** START **

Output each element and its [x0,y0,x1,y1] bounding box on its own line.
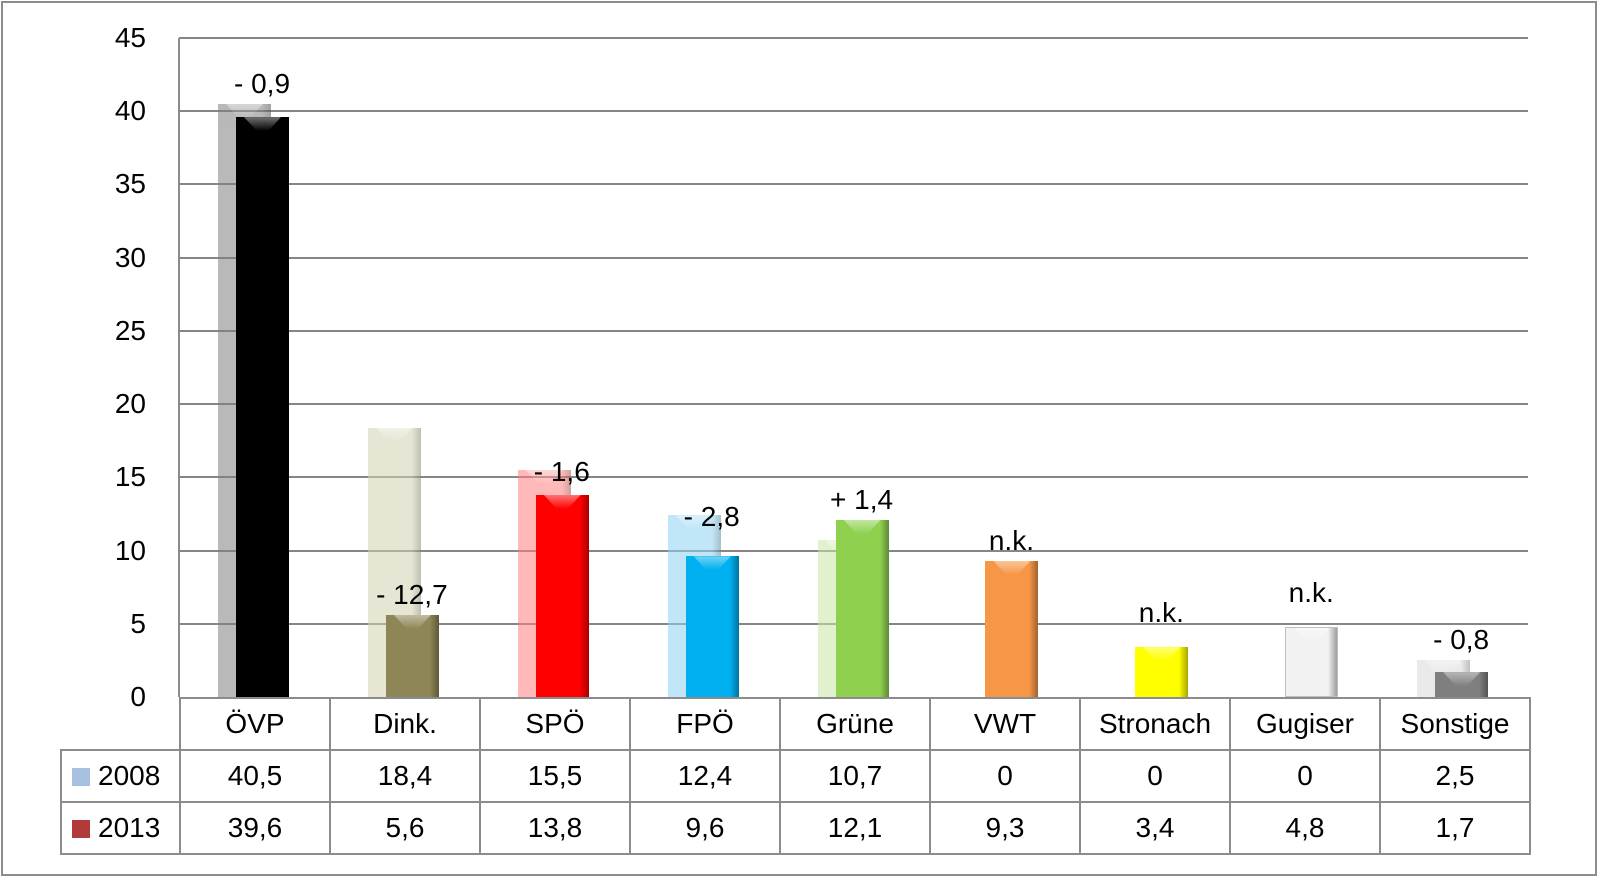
bar-2013 [1435,672,1489,697]
y-tick-label: 10 [114,534,146,566]
change-annotation: n.k. [988,524,1034,556]
value-cell: 0 [929,749,1081,803]
data-table: ÖVP Dink. SPÖ FPÖ Grüne VWT Stronach Gugiser Son… [60,697,1531,855]
value-cell: 13,8 [479,801,631,855]
category-label: ÖVP [179,697,331,751]
value-cell: 10,7 [779,749,931,803]
gridline [179,256,1528,259]
y-tick-label: 35 [114,168,146,200]
value-cell: 5,6 [329,801,481,855]
gridline [179,329,1528,332]
legend-key-2008-icon [72,768,90,786]
value-cell: 1,7 [1379,801,1531,855]
value-cell: 3,4 [1079,801,1231,855]
category-label: SPÖ [479,697,631,751]
series-row-2013: 2013 39,6 5,6 13,8 9,6 12,1 9,3 3,4 4,8 1,7 [60,801,1531,855]
y-axis-line [178,38,180,697]
bar-2013 [1135,647,1189,697]
category-row: ÖVP Dink. SPÖ FPÖ Grüne VWT Stronach Gugiser Son… [61,697,1531,751]
bar-2013 [835,519,889,698]
legend-key-2013-icon [72,820,90,838]
category-label: VWT [929,697,1081,751]
y-tick-label: 15 [114,461,146,493]
value-cell: 40,5 [179,749,331,803]
y-tick-label: 45 [114,22,146,53]
series-name: 2013 [98,812,161,843]
y-tick-label: 25 [114,314,146,346]
value-cell: 9,6 [629,801,781,855]
legend-entry-2008: 2008 [60,749,181,803]
value-cell: 4,8 [1229,801,1381,855]
change-annotation: - 0,8 [1433,624,1490,656]
category-label: Grüne [779,697,931,751]
series-row-2008: 2008 40,5 18,4 15,5 12,4 10,7 0 0 0 2,5 [60,749,1531,803]
value-cell: 0 [1229,749,1381,803]
change-annotation: - 2,8 [683,501,740,533]
gridline [179,110,1528,113]
gridline [179,37,1528,39]
change-annotation: - 12,7 [376,579,448,610]
change-annotation: - 0,9 [233,67,291,99]
change-annotation: n.k. [1288,576,1334,608]
change-annotation: - 1,6 [533,456,590,488]
y-tick-label: 20 [114,388,146,420]
value-cell: 18,4 [329,749,481,803]
bar-2013 [236,117,289,697]
legend-entry-2013: 2013 [60,801,181,855]
bar-2013 [985,560,1039,698]
value-cell: 0 [1079,749,1231,803]
change-annotation: + 1,4 [830,483,894,515]
series-name: 2008 [98,760,161,791]
bar-2013 [385,615,439,697]
y-tick-label: 40 [114,95,146,127]
y-tick-label: 5 [130,607,146,639]
change-annotation: n.k. [1138,597,1184,629]
table-corner [61,698,181,750]
gridline [179,403,1528,406]
value-cell: 2,5 [1379,749,1531,803]
value-cell: 12,1 [779,801,931,855]
value-cell: 39,6 [179,801,331,855]
gridline [179,476,1528,479]
y-tick-label: 30 [114,241,146,273]
value-cell: 9,3 [929,801,1081,855]
value-cell: 15,5 [479,749,631,803]
category-label: Gugiser [1229,697,1381,751]
category-label: Dink. [329,697,481,751]
plot-area: - 0,9 - 12,7 - 1,6 - 2,8 + 1,4 n.k. n.k. n.k. - … [179,37,1528,698]
bar-2013 [535,494,589,698]
category-label: Sonstige [1379,697,1531,751]
bar-2013 [685,556,739,697]
gridline [179,183,1528,186]
category-label: FPÖ [629,697,781,751]
category-label: Stronach [1079,697,1231,751]
value-cell: 12,4 [629,749,781,803]
bar-2013 [1285,626,1339,697]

** END **

**WHAT NEEDS TO BE DONE:**
Format the lines of the records above as a numbered list, leaving out blank lines and omitting the pictures.

**WORKED ANSWER:**
1. Output each element and its [x0,y0,x1,y1] bounding box on its own line.
2. bar-2013 [1435,672,1489,697]
3. y-tick-label: 10 [114,534,146,566]
4. change-annotation: n.k. [988,524,1034,556]
5. value-cell: 0 [929,749,1081,803]
6. data-table: ÖVP Dink. SPÖ FPÖ Grüne VWT Stronach Gugiser Son… [60,697,1531,855]
7. value-cell: 13,8 [479,801,631,855]
8. category-label: ÖVP [179,697,331,751]
9. value-cell: 10,7 [779,749,931,803]
10. gridline [179,256,1528,259]
11. y-tick-label: 35 [114,168,146,200]
12. value-cell: 5,6 [329,801,481,855]
13. gridline [179,329,1528,332]
14. legend-key-2008-icon [72,768,90,786]
15. value-cell: 1,7 [1379,801,1531,855]
16. value-cell: 3,4 [1079,801,1231,855]
17. category-label: SPÖ [479,697,631,751]
18. series-row-2013: 2013 39,6 5,6 13,8 9,6 12,1 9,3 3,4 4,8 1,7 [60,801,1531,855]
19. y-axis-line [178,38,180,697]
20. bar-2013 [1135,647,1189,697]
21. category-row: ÖVP Dink. SPÖ FPÖ Grüne VWT Stronach Gugiser Son… [61,697,1531,751]
22. bar-2013 [835,519,889,698]
23. legend-key-2013-icon [72,820,90,838]
24. category-label: VWT [929,697,1081,751]
25. y-tick-label: 15 [114,461,146,493]
26. value-cell: 40,5 [179,749,331,803]
27. y-tick-label: 45 [114,22,146,53]
28. series-name: 2013 [98,812,161,843]
29. y-tick-label: 25 [114,314,146,346]
30. value-cell: 9,6 [629,801,781,855]
31. legend-entry-2008: 2008 [60,749,181,803]
32. value-cell: 4,8 [1229,801,1381,855]
33. change-annotation: - 0,8 [1433,624,1490,656]
34. category-label: Grüne [779,697,931,751]
35. series-row-2008: 2008 40,5 18,4 15,5 12,4 10,7 0 0 0 2,5 [60,749,1531,803]
36. value-cell: 0 [1229,749,1381,803]
37. change-annotation: - 2,8 [683,501,740,533]
38. gridline [179,110,1528,113]
39. gridline [179,37,1528,39]
40. change-annotation: - 12,7 [376,579,448,610]
41. change-annotation: - 0,9 [233,67,291,99]
42. change-annotation: n.k. [1288,576,1334,608]
43. change-annotation: - 1,6 [533,456,590,488]
44. y-tick-label: 20 [114,388,146,420]
45. value-cell: 18,4 [329,749,481,803]
46. bar-2013 [236,117,289,697]
47. legend-entry-2013: 2013 [60,801,181,855]
48. bar-2013 [985,560,1039,698]
49. value-cell: 0 [1079,749,1231,803]
50. change-annotation: + 1,4 [830,483,894,515]
51. series-name: 2008 [98,760,161,791]
52. bar-2013 [385,615,439,697]
53. y-tick-label: 40 [114,95,146,127]
54. y-tick-label: 5 [130,607,146,639]
55. change-annotation: n.k. [1138,597,1184,629]
56. table-corner [61,698,181,750]
57. gridline [179,403,1528,406]
58. value-cell: 2,5 [1379,749,1531,803]
59. value-cell: 12,1 [779,801,931,855]
60. value-cell: 39,6 [179,801,331,855]
61. gridline [179,476,1528,479]
62. y-tick-label: 30 [114,241,146,273]
63. value-cell: 9,3 [929,801,1081,855]
64. value-cell: 15,5 [479,749,631,803]
65. category-label: Gugiser [1229,697,1381,751]
66. category-label: Dink. [329,697,481,751]
67. plot-area: - 0,9 - 12,7 - 1,6 - 2,8 + 1,4 n.k. n.k. n.k. - … [179,37,1528,698]
68. bar-2013 [535,494,589,698]
69. category-label: Sonstige [1379,697,1531,751]
70. bar-2013 [685,556,739,697]
71. gridline [179,183,1528,186]
72. category-label: FPÖ [629,697,781,751]
73. category-label: Stronach [1079,697,1231,751]
74. value-cell: 12,4 [629,749,781,803]
75. bar-2013 [1285,626,1339,697]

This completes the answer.